_What to work on_. Where the string "CADJPY" occurs in the material below, report the whole line.

_Information supplied_.
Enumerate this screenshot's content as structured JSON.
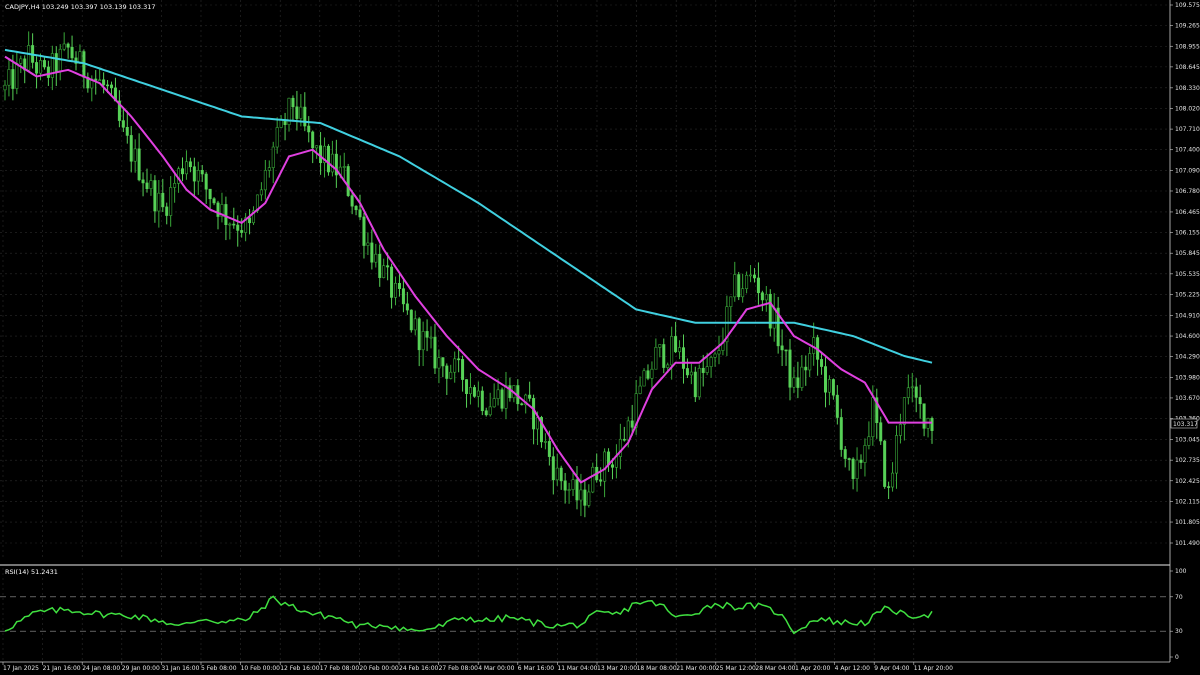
{
  "window": {
    "symbol_header": "CADJPY,H4  103.249 103.397 103.139 103.317",
    "rsi_header": "RSI(14) 51.2431",
    "current_price_tag": "103.317"
  },
  "colors": {
    "background": "#000000",
    "grid": "#2b2b2b",
    "candles": "#3fbf3f",
    "ma_fast": "#e040e0",
    "ma_slow": "#40d0e0",
    "rsi_line": "#40e040",
    "axis_text": "#e6e6e6"
  },
  "price_axis": {
    "ticks": [
      "109.575",
      "109.265",
      "108.955",
      "108.645",
      "108.330",
      "108.020",
      "107.710",
      "107.400",
      "107.090",
      "106.780",
      "106.465",
      "106.155",
      "105.845",
      "105.535",
      "105.225",
      "104.910",
      "104.600",
      "104.290",
      "103.980",
      "103.670",
      "103.360",
      "103.045",
      "102.735",
      "102.425",
      "102.115",
      "101.805",
      "101.490"
    ]
  },
  "rsi_axis": {
    "ticks": [
      "100",
      "70",
      "30",
      "0"
    ]
  },
  "time_axis": {
    "labels": [
      "17 Jan 2025",
      "21 Jan 16:00",
      "24 Jan 08:00",
      "29 Jan 00:00",
      "31 Jan 16:00",
      "5 Feb 08:00",
      "10 Feb 00:00",
      "12 Feb 16:00",
      "17 Feb 08:00",
      "20 Feb 00:00",
      "24 Feb 16:00",
      "27 Feb 08:00",
      "4 Mar 00:00",
      "6 Mar 16:00",
      "11 Mar 04:00",
      "13 Mar 20:00",
      "18 Mar 08:00",
      "21 Mar 00:00",
      "25 Mar 12:00",
      "28 Mar 04:00",
      "1 Apr 20:00",
      "4 Apr 12:00",
      "9 Apr 04:00",
      "11 Apr 20:00"
    ]
  },
  "chart_data": {
    "type": "candlestick",
    "symbol": "CADJPY",
    "timeframe": "H4",
    "y_range": [
      101.3,
      109.6
    ],
    "price_shape_keypoints": [
      [
        0,
        108.3
      ],
      [
        6,
        108.8
      ],
      [
        10,
        108.5
      ],
      [
        16,
        108.9
      ],
      [
        20,
        108.6
      ],
      [
        26,
        108.3
      ],
      [
        30,
        107.6
      ],
      [
        36,
        106.9
      ],
      [
        40,
        106.5
      ],
      [
        46,
        107.3
      ],
      [
        50,
        106.9
      ],
      [
        56,
        106.4
      ],
      [
        62,
        106.2
      ],
      [
        68,
        107.4
      ],
      [
        73,
        108.1
      ],
      [
        78,
        107.4
      ],
      [
        82,
        107.2
      ],
      [
        86,
        107.0
      ],
      [
        92,
        106.0
      ],
      [
        98,
        105.3
      ],
      [
        104,
        104.7
      ],
      [
        110,
        104.2
      ],
      [
        116,
        104.0
      ],
      [
        122,
        103.6
      ],
      [
        128,
        103.8
      ],
      [
        134,
        103.4
      ],
      [
        140,
        102.5
      ],
      [
        146,
        102.1
      ],
      [
        150,
        102.6
      ],
      [
        155,
        102.8
      ],
      [
        160,
        103.6
      ],
      [
        165,
        104.3
      ],
      [
        170,
        104.4
      ],
      [
        175,
        103.9
      ],
      [
        180,
        104.2
      ],
      [
        185,
        105.3
      ],
      [
        190,
        105.5
      ],
      [
        195,
        104.8
      ],
      [
        200,
        103.8
      ],
      [
        205,
        104.4
      ],
      [
        210,
        103.6
      ],
      [
        215,
        102.3
      ],
      [
        220,
        103.5
      ],
      [
        224,
        102.2
      ],
      [
        228,
        103.8
      ],
      [
        232,
        103.5
      ],
      [
        235,
        103.3
      ]
    ],
    "ma_fast_keypoints": [
      [
        0,
        108.8
      ],
      [
        8,
        108.5
      ],
      [
        16,
        108.6
      ],
      [
        24,
        108.4
      ],
      [
        32,
        107.9
      ],
      [
        40,
        107.3
      ],
      [
        46,
        106.8
      ],
      [
        52,
        106.5
      ],
      [
        60,
        106.3
      ],
      [
        66,
        106.6
      ],
      [
        72,
        107.3
      ],
      [
        78,
        107.4
      ],
      [
        84,
        107.1
      ],
      [
        90,
        106.6
      ],
      [
        96,
        105.9
      ],
      [
        104,
        105.2
      ],
      [
        112,
        104.6
      ],
      [
        120,
        104.1
      ],
      [
        128,
        103.8
      ],
      [
        134,
        103.5
      ],
      [
        140,
        102.9
      ],
      [
        146,
        102.4
      ],
      [
        152,
        102.6
      ],
      [
        158,
        103.0
      ],
      [
        164,
        103.8
      ],
      [
        170,
        104.2
      ],
      [
        176,
        104.2
      ],
      [
        182,
        104.5
      ],
      [
        188,
        105.0
      ],
      [
        194,
        105.1
      ],
      [
        200,
        104.6
      ],
      [
        206,
        104.4
      ],
      [
        212,
        104.1
      ],
      [
        218,
        103.9
      ],
      [
        224,
        103.3
      ],
      [
        230,
        103.3
      ],
      [
        235,
        103.3
      ]
    ],
    "ma_slow_keypoints": [
      [
        0,
        108.9
      ],
      [
        20,
        108.7
      ],
      [
        40,
        108.3
      ],
      [
        60,
        107.9
      ],
      [
        80,
        107.8
      ],
      [
        100,
        107.3
      ],
      [
        120,
        106.6
      ],
      [
        140,
        105.8
      ],
      [
        160,
        105.0
      ],
      [
        175,
        104.8
      ],
      [
        190,
        104.8
      ],
      [
        200,
        104.8
      ],
      [
        215,
        104.6
      ],
      [
        228,
        104.3
      ],
      [
        235,
        104.2
      ]
    ],
    "rsi_keypoints": [
      [
        0,
        32
      ],
      [
        8,
        52
      ],
      [
        16,
        55
      ],
      [
        24,
        50
      ],
      [
        32,
        48
      ],
      [
        40,
        42
      ],
      [
        44,
        35
      ],
      [
        50,
        45
      ],
      [
        56,
        40
      ],
      [
        62,
        45
      ],
      [
        68,
        68
      ],
      [
        72,
        60
      ],
      [
        78,
        50
      ],
      [
        84,
        46
      ],
      [
        90,
        35
      ],
      [
        96,
        38
      ],
      [
        104,
        30
      ],
      [
        110,
        35
      ],
      [
        116,
        46
      ],
      [
        122,
        42
      ],
      [
        128,
        46
      ],
      [
        134,
        40
      ],
      [
        140,
        36
      ],
      [
        146,
        38
      ],
      [
        150,
        50
      ],
      [
        156,
        50
      ],
      [
        160,
        64
      ],
      [
        166,
        62
      ],
      [
        170,
        45
      ],
      [
        176,
        54
      ],
      [
        180,
        62
      ],
      [
        186,
        58
      ],
      [
        190,
        60
      ],
      [
        196,
        52
      ],
      [
        200,
        30
      ],
      [
        206,
        45
      ],
      [
        212,
        40
      ],
      [
        218,
        40
      ],
      [
        224,
        58
      ],
      [
        228,
        48
      ],
      [
        235,
        50
      ]
    ],
    "rsi_levels": [
      70,
      30
    ]
  }
}
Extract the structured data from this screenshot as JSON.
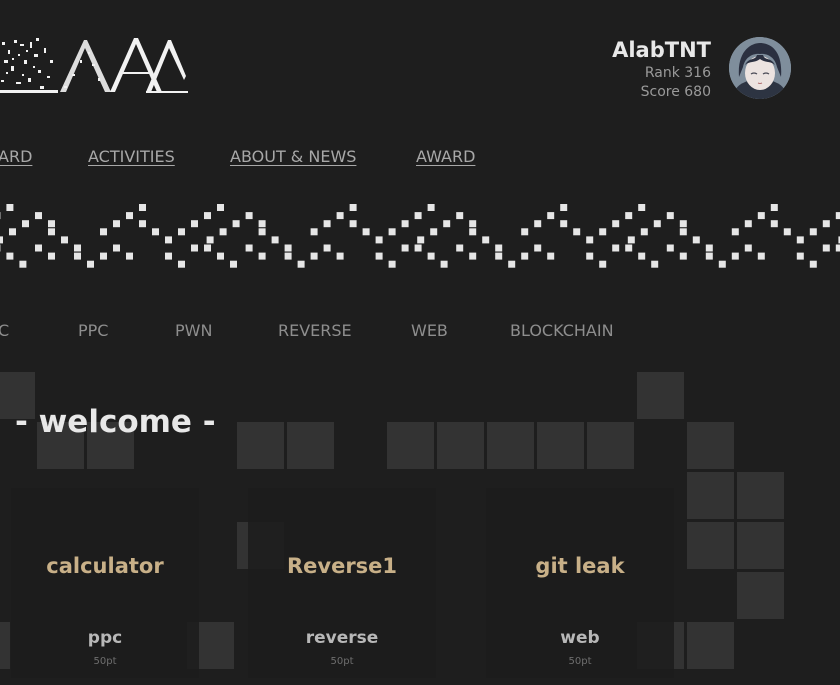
{
  "user": {
    "name": "AlabTNT",
    "rank": "Rank 316",
    "score": "Score 680"
  },
  "nav": [
    {
      "label": "ARD"
    },
    {
      "label": "ACTIVITIES"
    },
    {
      "label": "ABOUT & NEWS"
    },
    {
      "label": "AWARD"
    }
  ],
  "categories": [
    {
      "label": "C"
    },
    {
      "label": "PPC"
    },
    {
      "label": "PWN"
    },
    {
      "label": "REVERSE"
    },
    {
      "label": "WEB"
    },
    {
      "label": "BLOCKCHAIN"
    }
  ],
  "welcome": "- welcome -",
  "challenges": [
    {
      "title": "calculator",
      "category": "ppc",
      "points": "50pt"
    },
    {
      "title": "Reverse1",
      "category": "reverse",
      "points": "50pt"
    },
    {
      "title": "git leak",
      "category": "web",
      "points": "50pt"
    }
  ],
  "colors": {
    "background": "#1e1e1e",
    "tile": "#333333",
    "challenge_title": "#c8b088"
  }
}
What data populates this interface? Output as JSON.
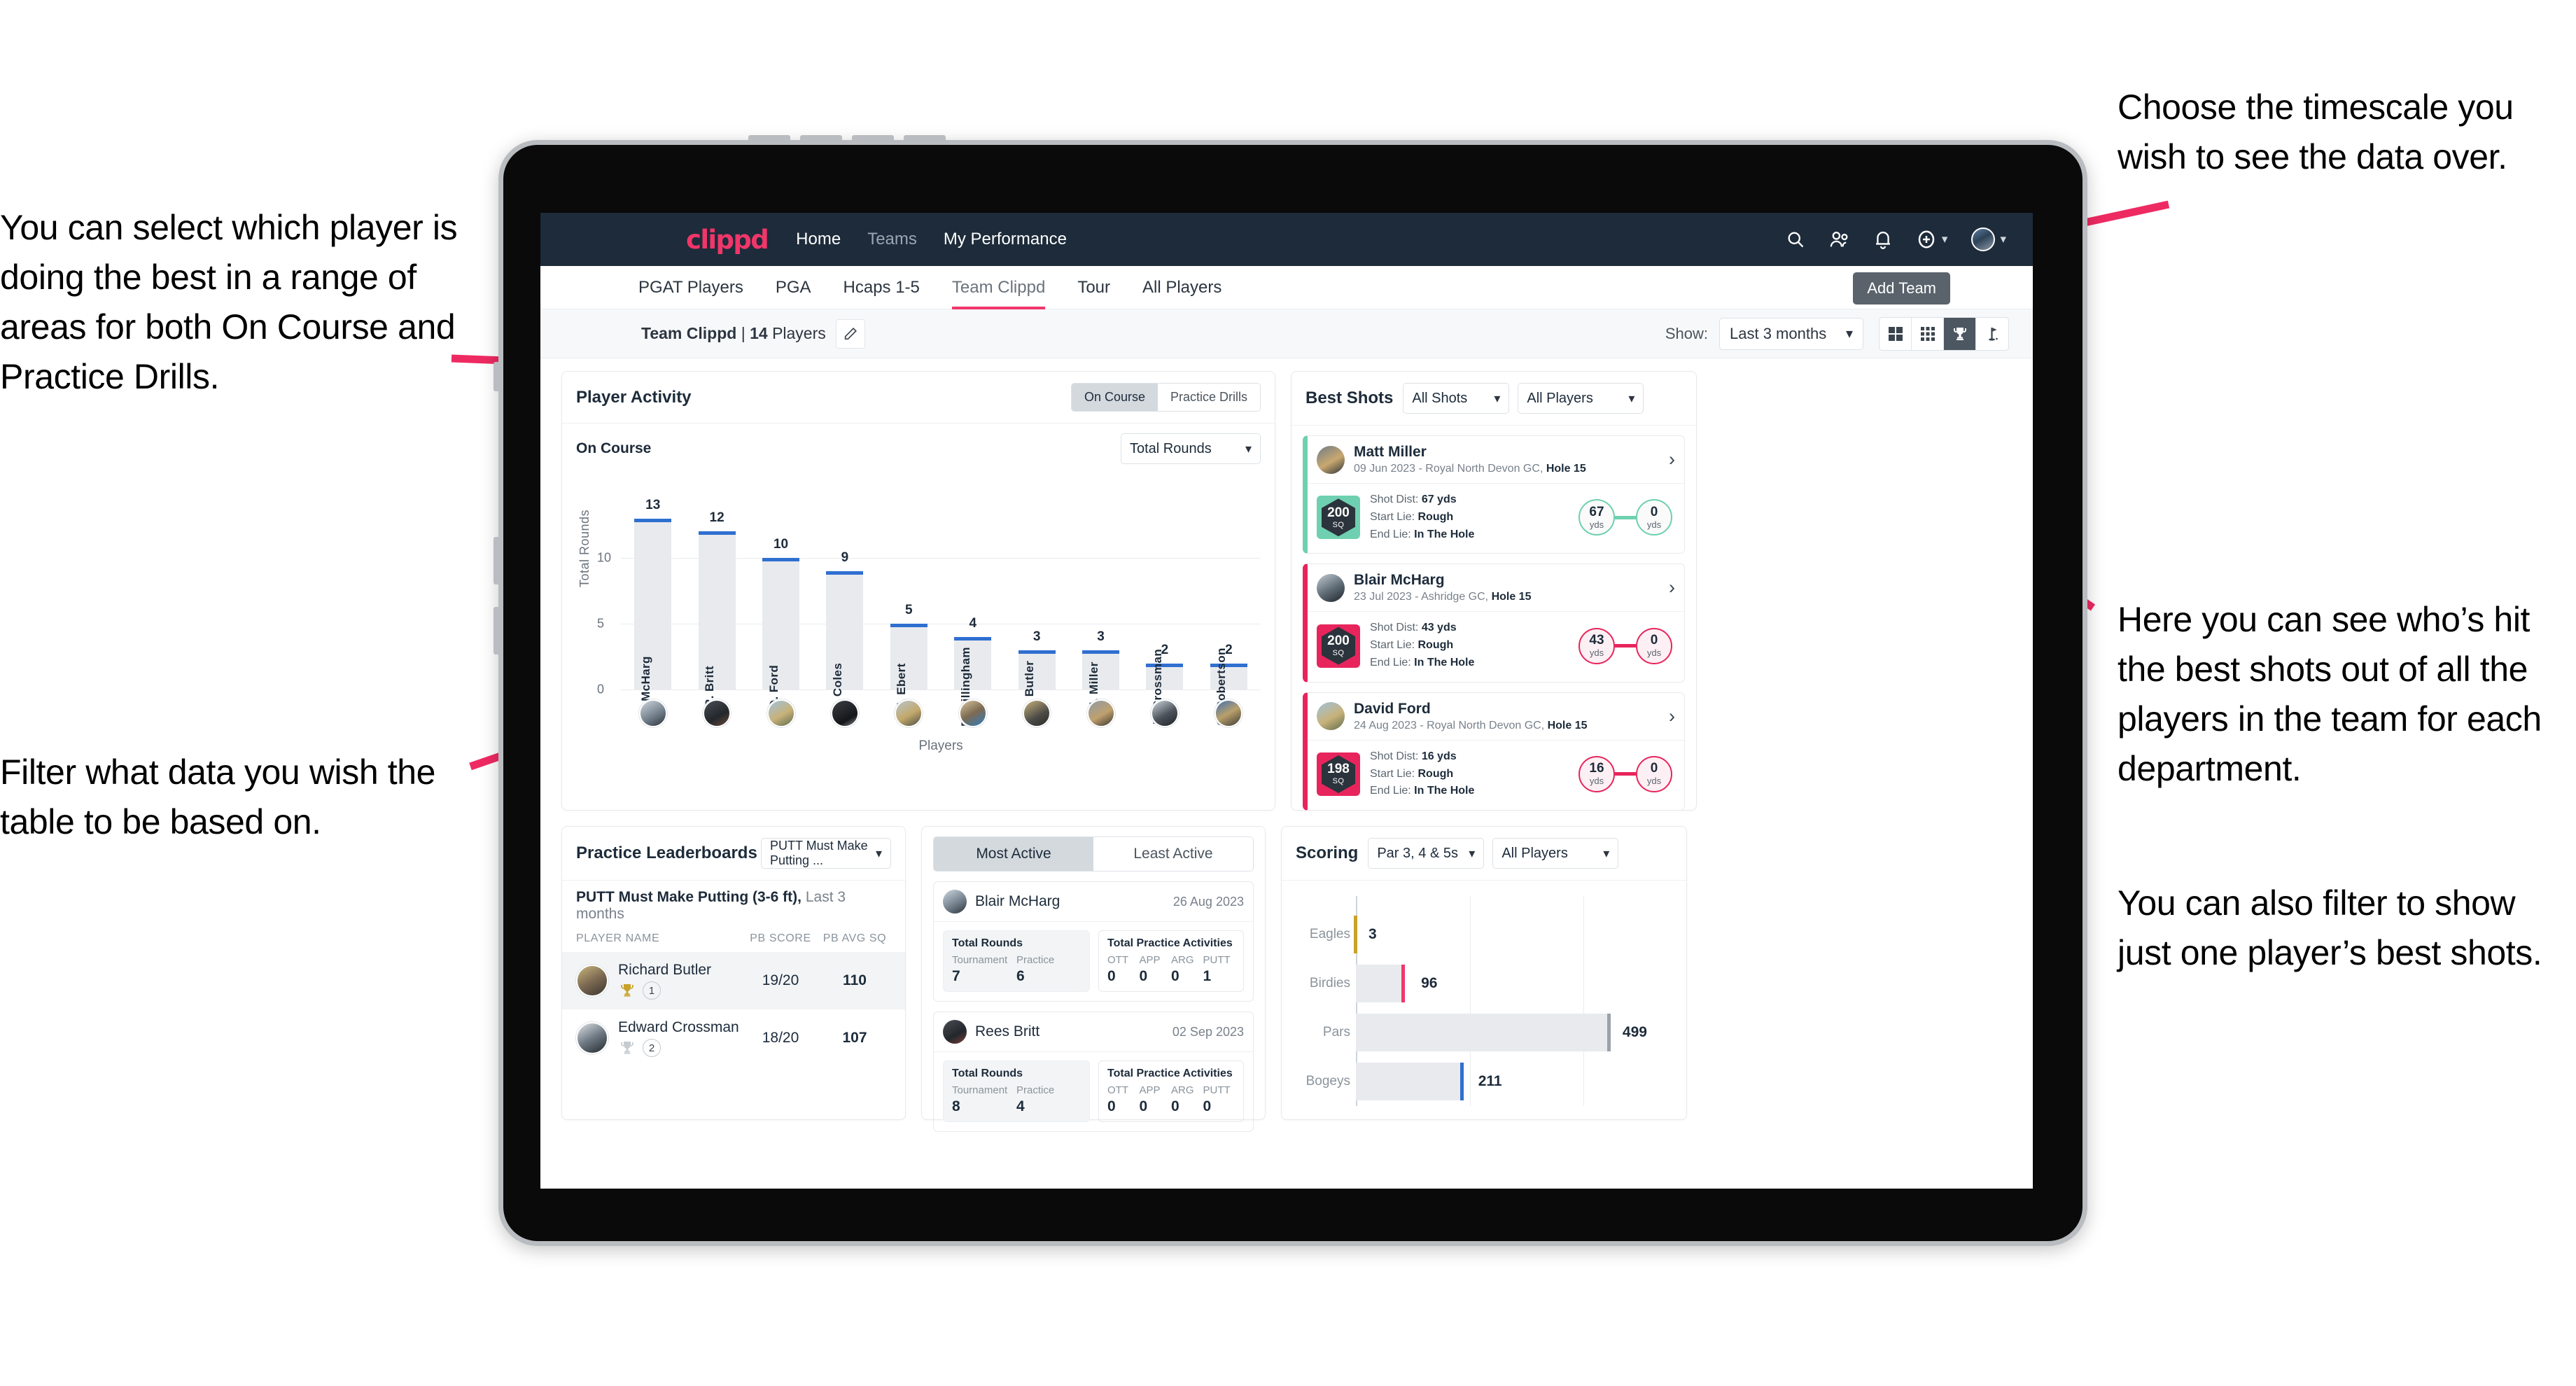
{
  "annotations": {
    "left_top": "You can select which player is doing the best in a range of areas for both On Course and Practice Drills.",
    "left_bottom": "Filter what data you wish the table to be based on.",
    "right_top": "Choose the timescale you wish to see the data over.",
    "right_middle": "Here you can see who’s hit the best shots out of all the players in the team for each department.",
    "right_bottom": "You can also filter to show just one player’s best shots."
  },
  "topnav": {
    "brand": "clippd",
    "links": [
      "Home",
      "Teams",
      "My Performance"
    ],
    "icons": [
      "search-icon",
      "people-icon",
      "bell-icon",
      "plus-circle-icon",
      "avatar"
    ]
  },
  "tabs": {
    "items": [
      "PGAT Players",
      "PGA",
      "Hcaps 1-5",
      "Team Clippd",
      "Tour",
      "All Players"
    ],
    "active": "Team Clippd",
    "tooltip": "Add Team"
  },
  "subheader": {
    "team_name": "Team Clippd",
    "team_count": "14",
    "team_suffix": "Players",
    "show_label": "Show:",
    "timescale": "Last 3 months",
    "view_icons": [
      "grid-large-icon",
      "grid-small-icon",
      "trophy-icon",
      "flag-icon"
    ],
    "active_view": "trophy-icon"
  },
  "player_activity": {
    "title": "Player Activity",
    "segments": [
      "On Course",
      "Practice Drills"
    ],
    "active_segment": "On Course",
    "sub_label": "On Course",
    "metric_select": "Total Rounds"
  },
  "chart_data": [
    {
      "type": "bar",
      "title": "Player Activity — On Course",
      "xlabel": "Players",
      "ylabel": "Total Rounds",
      "ylim": [
        0,
        15
      ],
      "yticks": [
        0,
        5,
        10
      ],
      "grid": true,
      "categories": [
        "B. McHarg",
        "R. Britt",
        "D. Ford",
        "J. Coles",
        "E. Ebert",
        "D. Billingham",
        "R. Butler",
        "M. Miller",
        "E. Crossman",
        "C. Robertson"
      ],
      "values": [
        13,
        12,
        10,
        9,
        5,
        4,
        3,
        3,
        2,
        2
      ]
    },
    {
      "type": "bar",
      "orientation": "horizontal",
      "title": "Scoring",
      "categories": [
        "Eagles",
        "Birdies",
        "Pars",
        "Bogeys"
      ],
      "values": [
        3,
        96,
        499,
        211
      ],
      "xlim": [
        0,
        620
      ],
      "grid": true
    }
  ],
  "best_shots": {
    "title": "Best Shots",
    "shot_filter": "All Shots",
    "player_filter": "All Players",
    "items": [
      {
        "name": "Matt Miller",
        "meta_date": "09 Jun 2023 - Royal North Devon GC, ",
        "meta_hole": "Hole 15",
        "sq": "200",
        "sq_unit": "SQ",
        "accent": "#6ed0b0",
        "shot_dist_label": "Shot Dist: ",
        "shot_dist": "67 yds",
        "start_lie_label": "Start Lie: ",
        "start_lie": "Rough",
        "end_lie_label": "End Lie: ",
        "end_lie": "In The Hole",
        "from_val": "67",
        "from_unit": "yds",
        "to_val": "0",
        "to_unit": "yds"
      },
      {
        "name": "Blair McHarg",
        "meta_date": "23 Jul 2023 - Ashridge GC, ",
        "meta_hole": "Hole 15",
        "sq": "200",
        "sq_unit": "SQ",
        "accent": "#e8245c",
        "shot_dist_label": "Shot Dist: ",
        "shot_dist": "43 yds",
        "start_lie_label": "Start Lie: ",
        "start_lie": "Rough",
        "end_lie_label": "End Lie: ",
        "end_lie": "In The Hole",
        "from_val": "43",
        "from_unit": "yds",
        "to_val": "0",
        "to_unit": "yds"
      },
      {
        "name": "David Ford",
        "meta_date": "24 Aug 2023 - Royal North Devon GC, ",
        "meta_hole": "Hole 15",
        "sq": "198",
        "sq_unit": "SQ",
        "accent": "#e8245c",
        "shot_dist_label": "Shot Dist: ",
        "shot_dist": "16 yds",
        "start_lie_label": "Start Lie: ",
        "start_lie": "Rough",
        "end_lie_label": "End Lie: ",
        "end_lie": "In The Hole",
        "from_val": "16",
        "from_unit": "yds",
        "to_val": "0",
        "to_unit": "yds"
      }
    ]
  },
  "practice_leaderboards": {
    "title": "Practice Leaderboards",
    "drill_select": "PUTT Must Make Putting ...",
    "subtitle_bold": "PUTT Must Make Putting (3-6 ft),",
    "subtitle_rest": " Last 3 months",
    "columns": [
      "PLAYER NAME",
      "PB SCORE",
      "PB AVG SQ"
    ],
    "rows": [
      {
        "name": "Richard Butler",
        "rank": "1",
        "trophy": "gold",
        "pb_score": "19/20",
        "pb_avg_sq": "110"
      },
      {
        "name": "Edward Crossman",
        "rank": "2",
        "trophy": "silver",
        "pb_score": "18/20",
        "pb_avg_sq": "107"
      }
    ]
  },
  "activity": {
    "tabs": [
      "Most Active",
      "Least Active"
    ],
    "active_tab": "Most Active",
    "rounds_title": "Total Rounds",
    "rounds_keys": [
      "Tournament",
      "Practice"
    ],
    "practice_title": "Total Practice Activities",
    "practice_keys": [
      "OTT",
      "APP",
      "ARG",
      "PUTT"
    ],
    "items": [
      {
        "name": "Blair McHarg",
        "date": "26 Aug 2023",
        "rounds": [
          "7",
          "6"
        ],
        "practice": [
          "0",
          "0",
          "0",
          "1"
        ]
      },
      {
        "name": "Rees Britt",
        "date": "02 Sep 2023",
        "rounds": [
          "8",
          "4"
        ],
        "practice": [
          "0",
          "0",
          "0",
          "0"
        ]
      }
    ]
  },
  "scoring": {
    "title": "Scoring",
    "par_select": "Par 3, 4 & 5s",
    "player_select": "All Players"
  },
  "colors": {
    "brand_pink": "#f0366a",
    "nav_dark": "#1d2b3a",
    "bar_blue": "#2f6fd0",
    "teal": "#6ed0b0",
    "gold": "#c9a227"
  }
}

_Written solution_.
    "symbol_header": "CADJPY,H4  103.249 103.397 103.139 103.317",
    "symbol": "CADJPY",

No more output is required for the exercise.